Stated problem » State how many lines contain "Analysis", and write nothing except that count.

Entries »
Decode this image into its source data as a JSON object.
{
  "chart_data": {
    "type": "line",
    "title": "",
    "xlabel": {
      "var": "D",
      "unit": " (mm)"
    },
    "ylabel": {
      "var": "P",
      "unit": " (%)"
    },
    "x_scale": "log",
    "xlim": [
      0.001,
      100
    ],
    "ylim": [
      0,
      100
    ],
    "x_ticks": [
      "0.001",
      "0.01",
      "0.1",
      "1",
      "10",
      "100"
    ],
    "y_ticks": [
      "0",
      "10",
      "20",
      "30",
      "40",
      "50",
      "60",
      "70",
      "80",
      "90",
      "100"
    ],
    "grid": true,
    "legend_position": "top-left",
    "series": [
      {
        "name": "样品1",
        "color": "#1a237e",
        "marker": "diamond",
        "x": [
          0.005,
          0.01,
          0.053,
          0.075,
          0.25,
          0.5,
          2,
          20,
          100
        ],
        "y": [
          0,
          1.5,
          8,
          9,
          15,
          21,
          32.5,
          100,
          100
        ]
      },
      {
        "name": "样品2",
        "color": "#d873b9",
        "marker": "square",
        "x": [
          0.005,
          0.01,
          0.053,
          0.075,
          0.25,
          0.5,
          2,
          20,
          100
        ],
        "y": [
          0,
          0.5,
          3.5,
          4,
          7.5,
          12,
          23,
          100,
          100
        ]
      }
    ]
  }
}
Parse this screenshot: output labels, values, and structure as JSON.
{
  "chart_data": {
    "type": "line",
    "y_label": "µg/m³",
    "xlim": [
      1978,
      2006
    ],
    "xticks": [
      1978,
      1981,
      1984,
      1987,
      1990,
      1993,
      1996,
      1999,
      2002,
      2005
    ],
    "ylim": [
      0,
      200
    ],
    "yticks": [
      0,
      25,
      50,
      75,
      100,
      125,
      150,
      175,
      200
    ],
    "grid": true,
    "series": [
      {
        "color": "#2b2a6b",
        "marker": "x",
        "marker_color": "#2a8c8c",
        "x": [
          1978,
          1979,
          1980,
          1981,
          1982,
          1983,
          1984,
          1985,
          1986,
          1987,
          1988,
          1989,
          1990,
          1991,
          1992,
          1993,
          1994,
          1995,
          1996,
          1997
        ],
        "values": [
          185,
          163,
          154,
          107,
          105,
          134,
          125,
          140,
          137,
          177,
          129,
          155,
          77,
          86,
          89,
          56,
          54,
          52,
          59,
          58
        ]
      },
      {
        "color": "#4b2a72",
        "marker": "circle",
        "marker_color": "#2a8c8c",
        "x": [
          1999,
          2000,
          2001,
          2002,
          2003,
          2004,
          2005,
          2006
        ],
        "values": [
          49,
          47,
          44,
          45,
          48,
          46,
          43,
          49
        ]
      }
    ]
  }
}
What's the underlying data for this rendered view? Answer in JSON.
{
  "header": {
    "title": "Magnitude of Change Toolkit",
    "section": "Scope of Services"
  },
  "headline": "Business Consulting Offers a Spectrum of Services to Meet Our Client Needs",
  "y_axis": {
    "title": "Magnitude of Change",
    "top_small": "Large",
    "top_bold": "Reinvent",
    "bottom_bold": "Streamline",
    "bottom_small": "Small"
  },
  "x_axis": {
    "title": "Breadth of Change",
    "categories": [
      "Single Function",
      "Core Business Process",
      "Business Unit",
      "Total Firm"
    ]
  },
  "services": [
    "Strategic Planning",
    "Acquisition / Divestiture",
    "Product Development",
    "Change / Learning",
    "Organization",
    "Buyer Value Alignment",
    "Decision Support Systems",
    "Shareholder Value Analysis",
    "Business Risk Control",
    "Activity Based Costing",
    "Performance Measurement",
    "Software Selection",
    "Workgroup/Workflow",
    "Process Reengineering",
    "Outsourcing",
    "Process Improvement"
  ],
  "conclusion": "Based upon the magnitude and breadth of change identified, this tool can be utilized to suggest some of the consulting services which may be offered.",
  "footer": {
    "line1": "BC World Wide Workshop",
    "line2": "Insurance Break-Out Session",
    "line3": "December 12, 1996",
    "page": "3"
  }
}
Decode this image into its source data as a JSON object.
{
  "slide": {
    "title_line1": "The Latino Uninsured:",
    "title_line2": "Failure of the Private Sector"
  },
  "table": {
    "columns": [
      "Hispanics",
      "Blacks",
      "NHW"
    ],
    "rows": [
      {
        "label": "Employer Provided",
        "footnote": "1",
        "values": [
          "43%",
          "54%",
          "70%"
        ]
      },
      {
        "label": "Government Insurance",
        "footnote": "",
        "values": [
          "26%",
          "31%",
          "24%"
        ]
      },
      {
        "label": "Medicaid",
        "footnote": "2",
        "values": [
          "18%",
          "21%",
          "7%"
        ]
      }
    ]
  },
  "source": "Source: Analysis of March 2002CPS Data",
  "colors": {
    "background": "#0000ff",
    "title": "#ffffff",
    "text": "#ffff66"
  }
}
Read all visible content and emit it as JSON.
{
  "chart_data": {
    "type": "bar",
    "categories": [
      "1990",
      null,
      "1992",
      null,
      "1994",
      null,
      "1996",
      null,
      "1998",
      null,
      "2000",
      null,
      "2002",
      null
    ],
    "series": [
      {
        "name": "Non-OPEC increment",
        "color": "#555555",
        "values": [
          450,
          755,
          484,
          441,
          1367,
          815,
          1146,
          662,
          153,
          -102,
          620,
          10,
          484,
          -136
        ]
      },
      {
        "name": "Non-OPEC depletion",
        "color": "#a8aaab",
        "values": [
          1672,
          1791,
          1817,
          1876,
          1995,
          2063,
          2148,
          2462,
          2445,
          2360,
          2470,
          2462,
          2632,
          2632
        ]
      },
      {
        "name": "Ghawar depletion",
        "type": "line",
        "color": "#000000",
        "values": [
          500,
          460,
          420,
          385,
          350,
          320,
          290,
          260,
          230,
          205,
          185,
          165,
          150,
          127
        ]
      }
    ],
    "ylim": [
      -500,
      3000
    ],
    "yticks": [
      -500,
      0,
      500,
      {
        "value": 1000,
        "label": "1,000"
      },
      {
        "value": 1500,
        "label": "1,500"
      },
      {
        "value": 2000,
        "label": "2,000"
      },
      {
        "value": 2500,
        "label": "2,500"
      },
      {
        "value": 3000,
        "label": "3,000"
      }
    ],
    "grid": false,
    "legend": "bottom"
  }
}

Solution to this exercise » 2